Find every line in the records that holds the string "смерти". Copy each one.
··· Supplied material
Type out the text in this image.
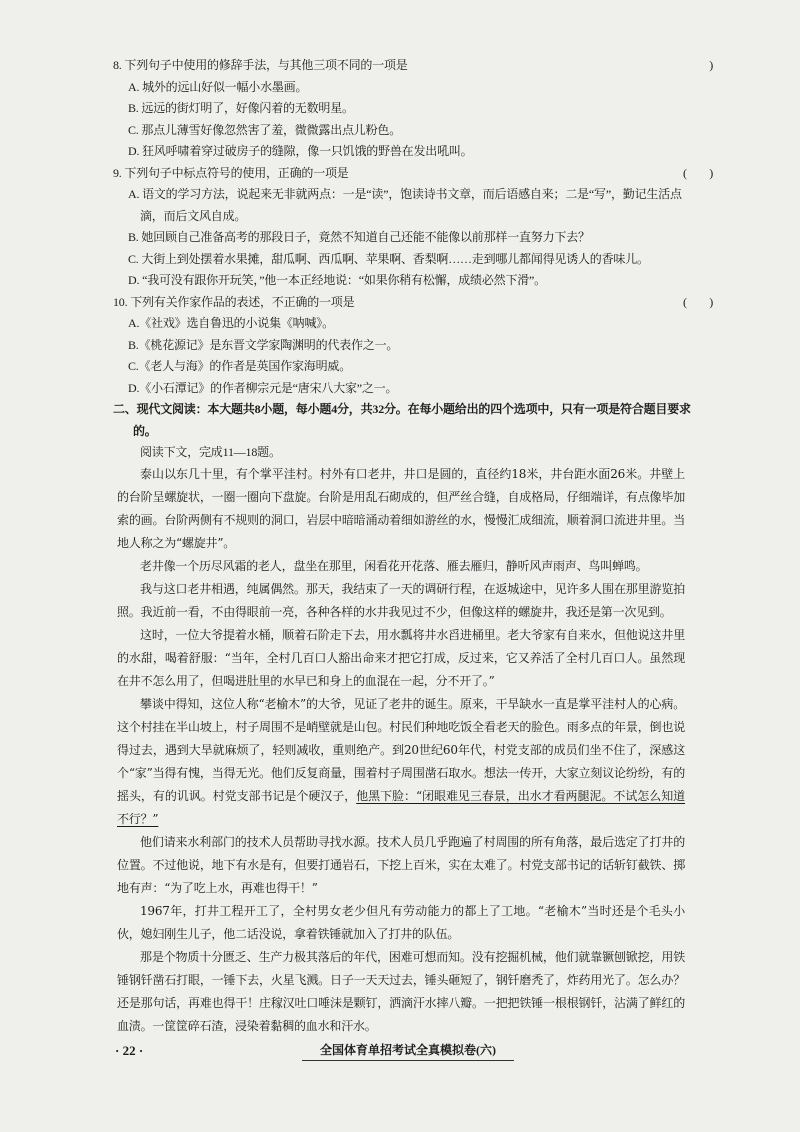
8. 下列句子中使用的修辞手法，与其他三项不同的一项是	)
A. 城外的远山好似一幅小水墨画。
B. 远远的街灯明了，好像闪着的无数明星。
C. 那点儿薄雪好像忽然害了羞，微微露出点儿粉色。
D. 狂风呼啸着穿过破房子的缝隙，像一只饥饿的野兽在发出吼叫。
9. 下列句子中标点符号的使用，正确的一项是	(        )
A. 语文的学习方法，说起来无非就两点：一是“读”，饱读诗书文章，而后语感自来；二是“写”，勤记生活点滴，而后文风自成。
B. 她回顾自己准备高考的那段日子，竟然不知道自己还能不能像以前那样一直努力下去？
C. 大街上到处摆着水果摊，甜瓜啊、西瓜啊、苹果啊、香梨啊……走到哪儿都闻得见诱人的香味儿。
D. “我可没有跟你开玩笑，”他一本正经地说：“如果你稍有松懈，成绩必然下滑”。
10. 下列有关作家作品的表述，不正确的一项是	(        )
A.《社戏》选自鲁迅的小说集《呐喊》。
B.《桃花源记》是东晋文学家陶渊明的代表作之一。
C.《老人与海》的作者是英国作家海明威。
D.《小石潭记》的作者柳宗元是“唐宋八大家”之一。
二、现代文阅读：本大题共8小题，每小题4分，共32分。在每小题给出的四个选项中，只有一项是符合题目要求的。
阅读下文，完成11—18题。

泰山以东几十里，有个掌平洼村。村外有口老井，井口是圆的，直径约18米，井台距水面26米。井壁上的台阶呈螺旋状，一圈一圈向下盘旋。台阶是用乱石砌成的，但严丝合缝，自成格局，仔细端详，有点像毕加索的画。台阶两侧有不规则的洞口，岩层中暗暗涌动着细如游丝的水，慢慢汇成细流，顺着洞口流进井里。当地人称之为“螺旋井”。

老井像一个历尽风霜的老人，盘坐在那里，闲看花开花落、雁去雁归，静听风声雨声、鸟叫蝉鸣。

我与这口老井相遇，纯属偶然。那天，我结束了一天的调研行程，在返城途中，见许多人围在那里游览拍照。我近前一看，不由得眼前一亮，各种各样的水井我见过不少，但像这样的螺旋井，我还是第一次见到。

这时，一位大爷提着水桶，顺着石阶走下去，用水瓢将井水舀进桶里。老大爷家有自来水，但他说这井里的水甜，喝着舒服：“当年，全村几百口人豁出命来才把它打成，反过来，它又养活了全村几百口人。虽然现在井不怎么用了，但喝进肚里的水早已和身上的血混在一起，分不开了。”

攀谈中得知，这位人称“老榆木”的大爷，见证了老井的诞生。原来，干旱缺水一直是掌平洼村人的心病。这个村挂在半山坡上，村子周围不是峭壁就是山包。村民们种地吃饭全看老天的脸色。雨多点的年景，倒也说得过去，遇到大旱就麻烦了，轻则减收，重则绝产。到20世纪60年代，村党支部的成员们坐不住了，深感这个“家”当得有愧，当得无光。他们反复商量，围着村子周围凿石取水。想法一传开，大家立刻议论纷纷，有的摇头，有的讥讽。村党支部书记是个硬汉子，他黑下脸：“闭眼难见三春景，出水才看两腿泥。不试怎么知道不行？”

他们请来水利部门的技术人员帮助寻找水源。技术人员几乎跑遍了村周围的所有角落，最后选定了打井的位置。不过他说，地下有水是有，但要打通岩石，下挖上百米，实在太难了。村党支部书记的话斩钉截铁、掷地有声：“为了吃上水，再难也得干！”

1967年，打井工程开工了，全村男女老少但凡有劳动能力的都上了工地。“老榆木”当时还是个毛头小伙，媳妇刚生儿子，他二话没说，拿着铁锤就加入了打井的队伍。

那是个物质十分匮乏、生产力极其落后的年代，困难可想而知。没有挖掘机械，他们就靠镢刨锨挖，用铁锤钢钎凿石打眼，一锤下去，火星飞溅。日子一天天过去，锤头砸短了，钢钎磨秃了，炸药用光了。怎么办？还是那句话，再难也得干！庄稼汉吐口唾沫是颗钉，洒滴汗水摔八瓣。一把把铁锤一根根钢钎，沾满了鲜红的血渍。一筐筐碎石渣，浸染着黏稠的血水和汗水。

· 22 ·	全国体育单招考试全真模拟卷(六)
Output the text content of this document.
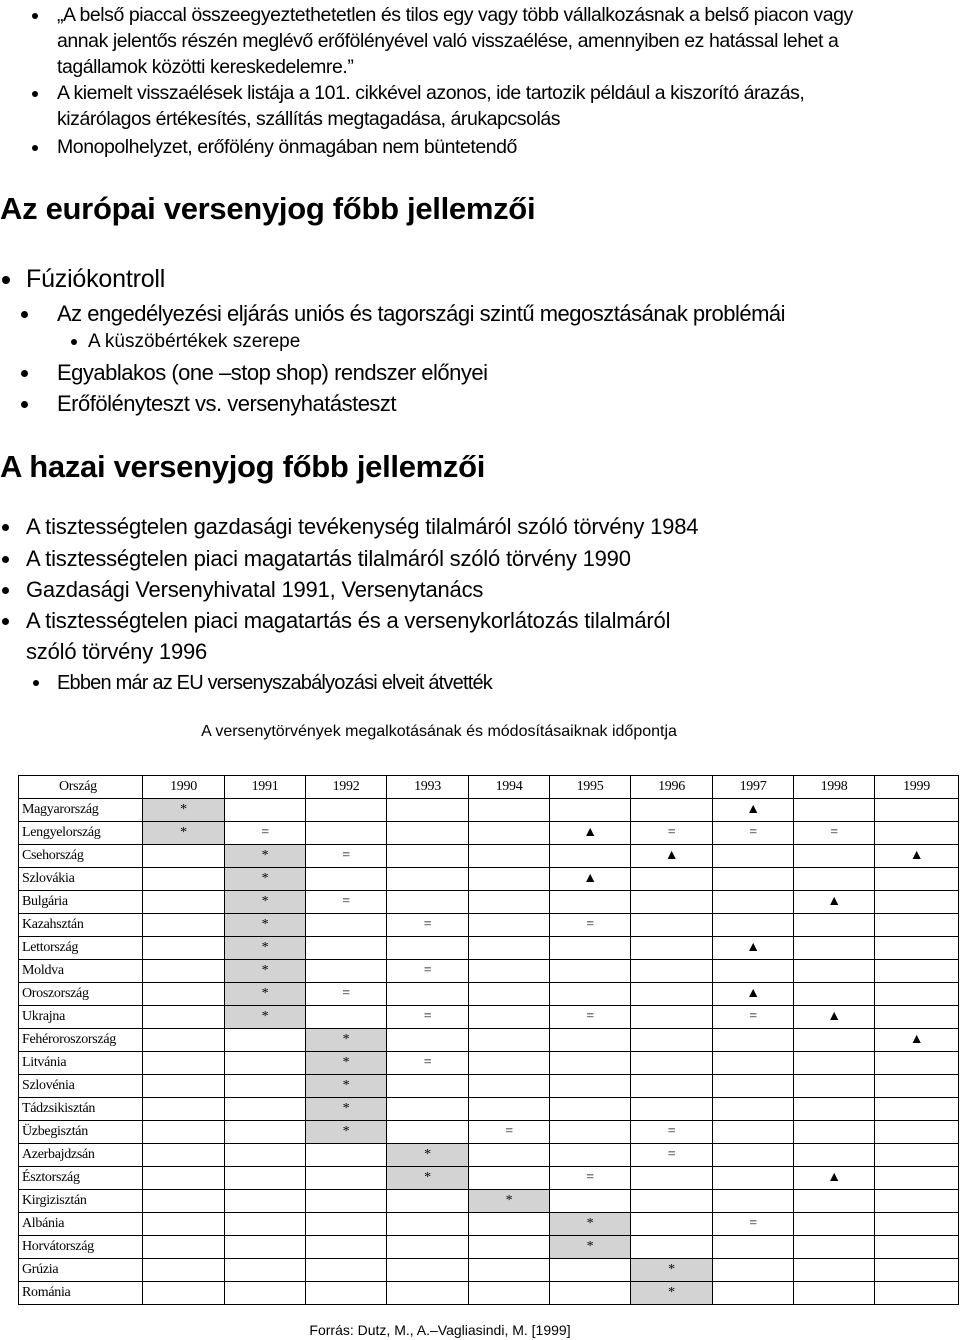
„A belső piaccal összeegyeztethetetlen és tilos egy vagy több vállalkozásnak a belső piacon vagy
annak jelentős részén meglévő erőfölényével való visszaélése, amennyiben ez hatással lehet a
tagállamok közötti kereskedelemre.”
A kiemelt visszaélések listája a 101. cikkével azonos, ide tartozik például a kiszorító árazás,
kizárólagos értékesítés, szállítás megtagadása, árukapcsolás
Monopolhelyzet, erőfölény önmagában nem büntetendő
Az európai versenyjog főbb jellemzői
Fúziókontroll
Az engedélyezési eljárás uniós és tagországi szintű megosztásának problémái
A küszöbértékek szerepe
Egyablakos (one –stop shop) rendszer előnyei
Erőfölényteszt vs. versenyhatásteszt
A hazai versenyjog főbb jellemzői
A tisztességtelen gazdasági tevékenység tilalmáról szóló törvény 1984
A tisztességtelen piaci magatartás tilalmáról szóló törvény 1990
Gazdasági Versenyhivatal 1991, Versenytanács
A tisztességtelen piaci magatartás és a versenykorlátozás tilalmáról
szóló törvény 1996
Ebben már az EU versenyszabályozási elveit átvették
A versenytörvények megalkotásának és módosításaiknak időpontja
Ország	1990	1991	1992	1993	1994	1995	1996	1997	1998	1999
Magyarország	*							▲		
Lengyelország	*	=				▲	=	=	=	
Csehország		*	=				▲			▲
Szlovákia		*				▲				
Bulgária		*	=						▲	
Kazahsztán		*		=		=				
Lettország		*						▲		
Moldva		*		=						
Oroszország		*	=					▲		
Ukrajna		*		=		=		=	▲	
Fehéroroszország			*							▲
Litvánia			*	=						
Szlovénia			*							
Tádzsikisztán			*							
Üzbegisztán			*		=		=			
Azerbajdzsán				*			=			
Észtország				*		=			▲	
Kirgizisztán					*					
Albánia						*		=		
Horvátország						*				
Grúzia							*			
Románia							*			
Forrás: Dutz, M., A.–Vagliasindi, M. [1999]
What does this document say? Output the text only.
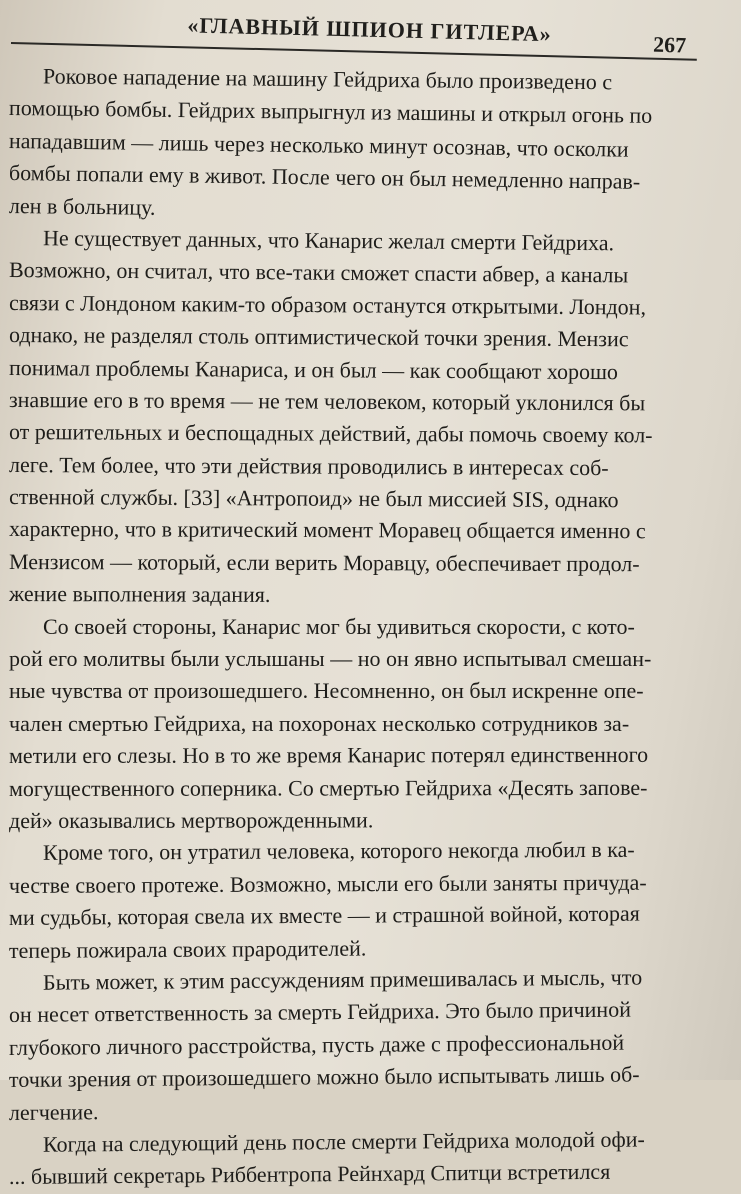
«ГЛАВНЫЙ ШПИОН ГИТЛЕРА»	267
Роковое нападение на машину Гейдриха было произведено с
помощью бомбы. Гейдрих выпрыгнул из машины и открыл огонь по
нападавшим — лишь через несколько минут осознав, что осколки
бомбы попали ему в живот. После чего он был немедленно направ-
лен в больницу.
Не существует данных, что Канарис желал смерти Гейдриха.
Возможно, он считал, что все-таки сможет спасти абвер, а каналы
связи с Лондоном каким-то образом останутся открытыми. Лондон,
однако, не разделял столь оптимистической точки зрения. Мензис
понимал проблемы Канариса, и он был — как сообщают хорошо
знавшие его в то время — не тем человеком, который уклонился бы
от решительных и беспощадных действий, дабы помочь своему кол-
леге. Тем более, что эти действия проводились в интересах соб-
ственной службы. [33] «Антропоид» не был миссией SIS, однако
характерно, что в критический момент Моравец общается именно с
Мензисом — который, если верить Моравцу, обеспечивает продол-
жение выполнения задания.
Со своей стороны, Канарис мог бы удивиться скорости, с кото-
рой его молитвы были услышаны — но он явно испытывал смешан-
ные чувства от произошедшего. Несомненно, он был искренне опе-
чален смертью Гейдриха, на похоронах несколько сотрудников за-
метили его слезы. Но в то же время Канарис потерял единственного
могущественного соперника. Со смертью Гейдриха «Десять запове-
дей» оказывались мертворожденными.
Кроме того, он утратил человека, которого некогда любил в ка-
честве своего протеже. Возможно, мысли его были заняты причуда-
ми судьбы, которая свела их вместе — и страшной войной, которая
теперь пожирала своих прародителей.
Быть может, к этим рассуждениям примешивалась и мысль, что
он несет ответственность за смерть Гейдриха. Это было причиной
глубокого личного расстройства, пусть даже с профессиональной
точки зрения от произошедшего можно было испытывать лишь об-
легчение.
Когда на следующий день после смерти Гейдриха молодой офи-
... бывший секретарь Риббентропа Рейнхард Спитци встретился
······
*Written answer:*
Не существует данных, что Канарис желал смерти Гейдриха.
Когда на следующий день после смерти Гейдриха молодой офи-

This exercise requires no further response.